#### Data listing
-- BEGIN --

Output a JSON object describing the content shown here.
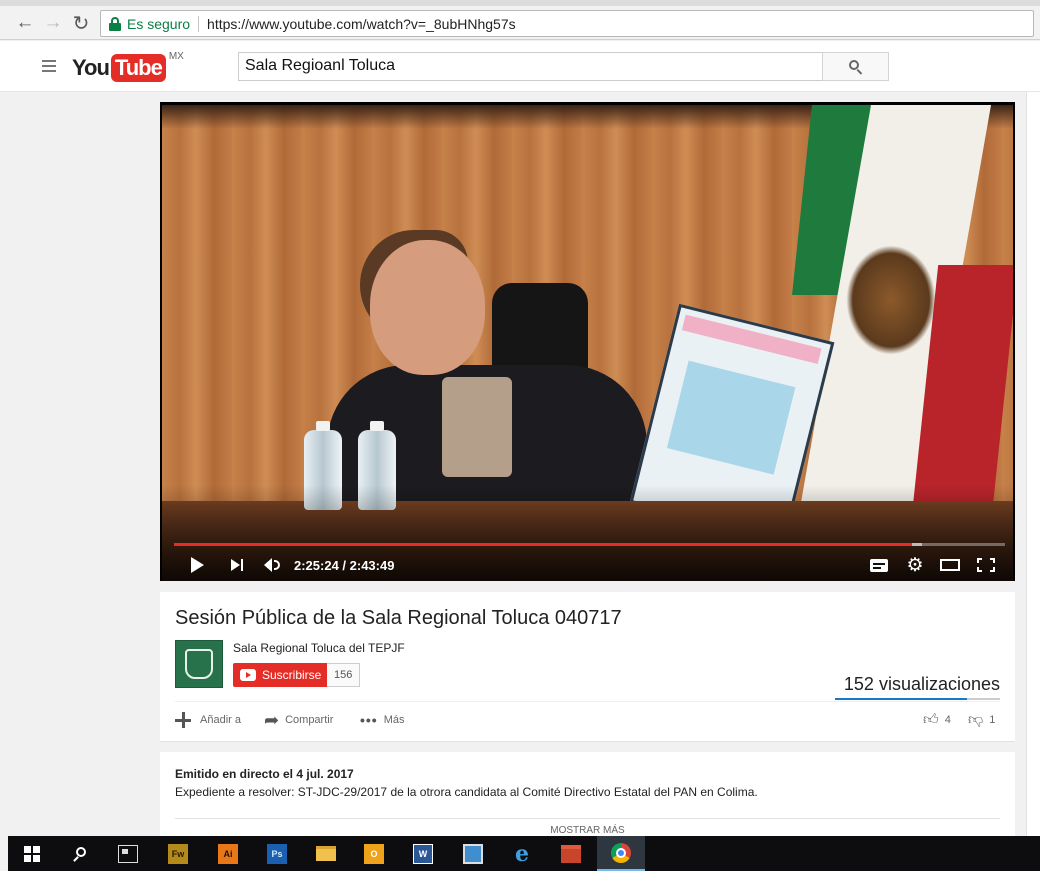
{
  "browser": {
    "secure_label": "Es seguro",
    "url": "https://www.youtube.com/watch?v=_8ubHNhg57s"
  },
  "header": {
    "logo_you": "You",
    "logo_tube": "Tube",
    "country": "MX",
    "search_value": "Sala Regioanl Toluca"
  },
  "player": {
    "current_time": "2:25:24",
    "duration": "2:43:49",
    "time_display": "2:25:24 / 2:43:49",
    "progress_fraction": 0.888,
    "buffer_fraction": 0.9
  },
  "video": {
    "title": "Sesión Pública de la Sala Regional Toluca 040717",
    "channel_name": "Sala Regional Toluca del TEPJF",
    "subscribe_label": "Suscribirse",
    "subscriber_count": "156",
    "views": "152 visualizaciones",
    "add_label": "Añadir a",
    "share_label": "Compartir",
    "more_label": "Más",
    "likes": "4",
    "dislikes": "1",
    "like_fraction": 0.8
  },
  "description": {
    "published": "Emitido en directo el 4 jul. 2017",
    "text": "Expediente a resolver: ST-JDC-29/2017 de la otrora candidata al Comité Directivo Estatal del PAN en Colima.",
    "show_more": "MOSTRAR MÁS"
  },
  "taskbar": {
    "fw": "Fw",
    "ai": "Ai",
    "ps": "Ps",
    "ol": "O",
    "w": "W",
    "ie": "e"
  },
  "colors": {
    "youtube_red": "#e52d27",
    "secure_green": "#0b8043",
    "like_blue": "#167ac6"
  }
}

-- END --

#### Instruction
Retype the whole listing, keeping every line identical and omitting all pictures.

#### Full solution
Output a JSON object describing the content shown here.
{
  "browser": {
    "secure_label": "Es seguro",
    "url": "https://www.youtube.com/watch?v=_8ubHNhg57s"
  },
  "header": {
    "logo_you": "You",
    "logo_tube": "Tube",
    "country": "MX",
    "search_value": "Sala Regioanl Toluca"
  },
  "player": {
    "current_time": "2:25:24",
    "duration": "2:43:49",
    "time_display": "2:25:24 / 2:43:49",
    "progress_fraction": 0.888,
    "buffer_fraction": 0.9
  },
  "video": {
    "title": "Sesión Pública de la Sala Regional Toluca 040717",
    "channel_name": "Sala Regional Toluca del TEPJF",
    "subscribe_label": "Suscribirse",
    "subscriber_count": "156",
    "views": "152 visualizaciones",
    "add_label": "Añadir a",
    "share_label": "Compartir",
    "more_label": "Más",
    "likes": "4",
    "dislikes": "1",
    "like_fraction": 0.8
  },
  "description": {
    "published": "Emitido en directo el 4 jul. 2017",
    "text": "Expediente a resolver: ST-JDC-29/2017 de la otrora candidata al Comité Directivo Estatal del PAN en Colima.",
    "show_more": "MOSTRAR MÁS"
  },
  "taskbar": {
    "fw": "Fw",
    "ai": "Ai",
    "ps": "Ps",
    "ol": "O",
    "w": "W",
    "ie": "e"
  },
  "colors": {
    "youtube_red": "#e52d27",
    "secure_green": "#0b8043",
    "like_blue": "#167ac6"
  }
}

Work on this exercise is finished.